THE EXERCISE => Omit the images, then output each of the records below exactly.

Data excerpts
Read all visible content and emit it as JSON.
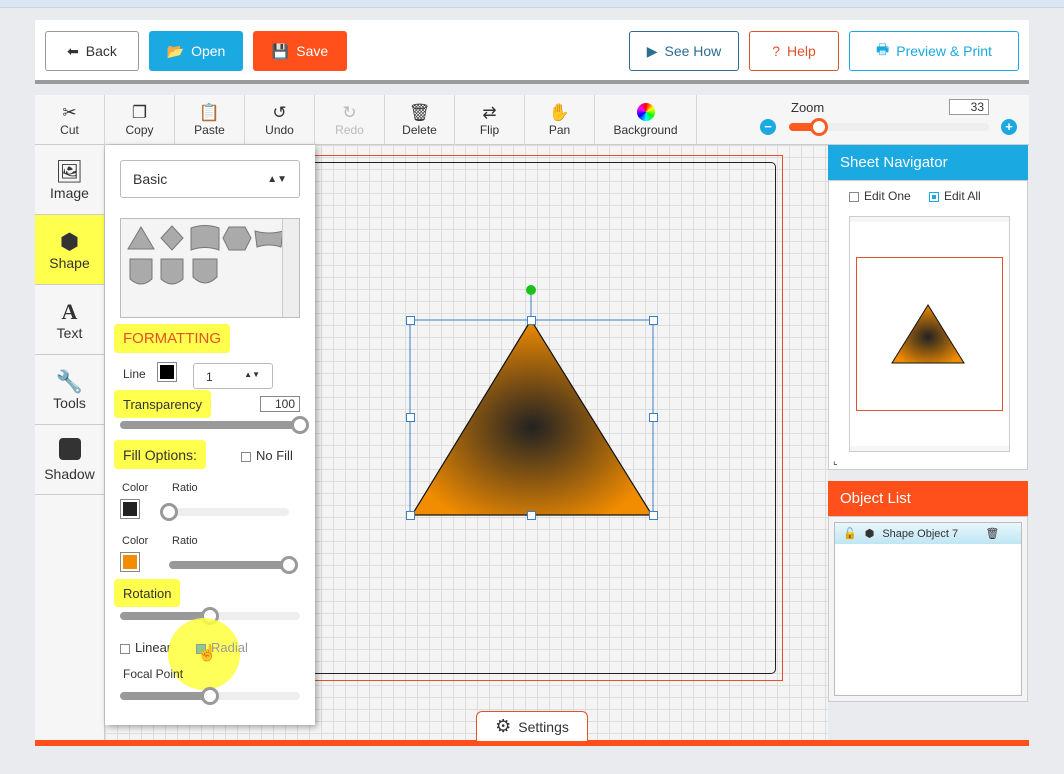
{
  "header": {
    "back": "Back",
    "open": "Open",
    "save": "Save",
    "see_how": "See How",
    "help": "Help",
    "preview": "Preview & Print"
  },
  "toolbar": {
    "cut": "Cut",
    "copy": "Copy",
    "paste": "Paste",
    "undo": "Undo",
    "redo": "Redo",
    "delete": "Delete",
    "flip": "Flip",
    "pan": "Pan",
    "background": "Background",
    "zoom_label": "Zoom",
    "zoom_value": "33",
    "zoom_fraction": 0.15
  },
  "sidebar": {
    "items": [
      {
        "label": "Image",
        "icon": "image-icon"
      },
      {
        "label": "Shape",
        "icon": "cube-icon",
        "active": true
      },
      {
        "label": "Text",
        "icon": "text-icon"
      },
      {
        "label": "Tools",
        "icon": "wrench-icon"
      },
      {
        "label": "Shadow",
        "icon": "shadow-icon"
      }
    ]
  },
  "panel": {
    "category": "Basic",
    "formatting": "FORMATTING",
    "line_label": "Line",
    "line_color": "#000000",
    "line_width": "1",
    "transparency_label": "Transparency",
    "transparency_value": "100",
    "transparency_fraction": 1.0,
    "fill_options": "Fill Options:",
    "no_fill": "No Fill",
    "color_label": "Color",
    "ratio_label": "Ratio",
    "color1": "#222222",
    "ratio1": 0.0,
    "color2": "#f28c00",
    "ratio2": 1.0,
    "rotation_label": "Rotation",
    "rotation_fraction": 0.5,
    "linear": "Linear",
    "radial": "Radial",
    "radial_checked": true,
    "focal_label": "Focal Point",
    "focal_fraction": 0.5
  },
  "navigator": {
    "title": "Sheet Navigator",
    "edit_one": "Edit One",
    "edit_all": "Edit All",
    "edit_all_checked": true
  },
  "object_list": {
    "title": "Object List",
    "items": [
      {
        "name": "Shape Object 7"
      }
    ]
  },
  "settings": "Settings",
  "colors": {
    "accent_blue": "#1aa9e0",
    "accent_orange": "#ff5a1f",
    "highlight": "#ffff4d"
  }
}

EXERCISE RESPONSE =>
Read all visible content and emit it as JSON.
{
  "header": {
    "back": "Back",
    "open": "Open",
    "save": "Save",
    "see_how": "See How",
    "help": "Help",
    "preview": "Preview & Print"
  },
  "toolbar": {
    "cut": "Cut",
    "copy": "Copy",
    "paste": "Paste",
    "undo": "Undo",
    "redo": "Redo",
    "delete": "Delete",
    "flip": "Flip",
    "pan": "Pan",
    "background": "Background",
    "zoom_label": "Zoom",
    "zoom_value": "33",
    "zoom_fraction": 0.15
  },
  "sidebar": {
    "items": [
      {
        "label": "Image",
        "icon": "image-icon"
      },
      {
        "label": "Shape",
        "icon": "cube-icon",
        "active": true
      },
      {
        "label": "Text",
        "icon": "text-icon"
      },
      {
        "label": "Tools",
        "icon": "wrench-icon"
      },
      {
        "label": "Shadow",
        "icon": "shadow-icon"
      }
    ]
  },
  "panel": {
    "category": "Basic",
    "formatting": "FORMATTING",
    "line_label": "Line",
    "line_color": "#000000",
    "line_width": "1",
    "transparency_label": "Transparency",
    "transparency_value": "100",
    "transparency_fraction": 1.0,
    "fill_options": "Fill Options:",
    "no_fill": "No Fill",
    "color_label": "Color",
    "ratio_label": "Ratio",
    "color1": "#222222",
    "ratio1": 0.0,
    "color2": "#f28c00",
    "ratio2": 1.0,
    "rotation_label": "Rotation",
    "rotation_fraction": 0.5,
    "linear": "Linear",
    "radial": "Radial",
    "radial_checked": true,
    "focal_label": "Focal Point",
    "focal_fraction": 0.5
  },
  "navigator": {
    "title": "Sheet Navigator",
    "edit_one": "Edit One",
    "edit_all": "Edit All",
    "edit_all_checked": true
  },
  "object_list": {
    "title": "Object List",
    "items": [
      {
        "name": "Shape Object 7"
      }
    ]
  },
  "settings": "Settings",
  "colors": {
    "accent_blue": "#1aa9e0",
    "accent_orange": "#ff5a1f",
    "highlight": "#ffff4d"
  }
}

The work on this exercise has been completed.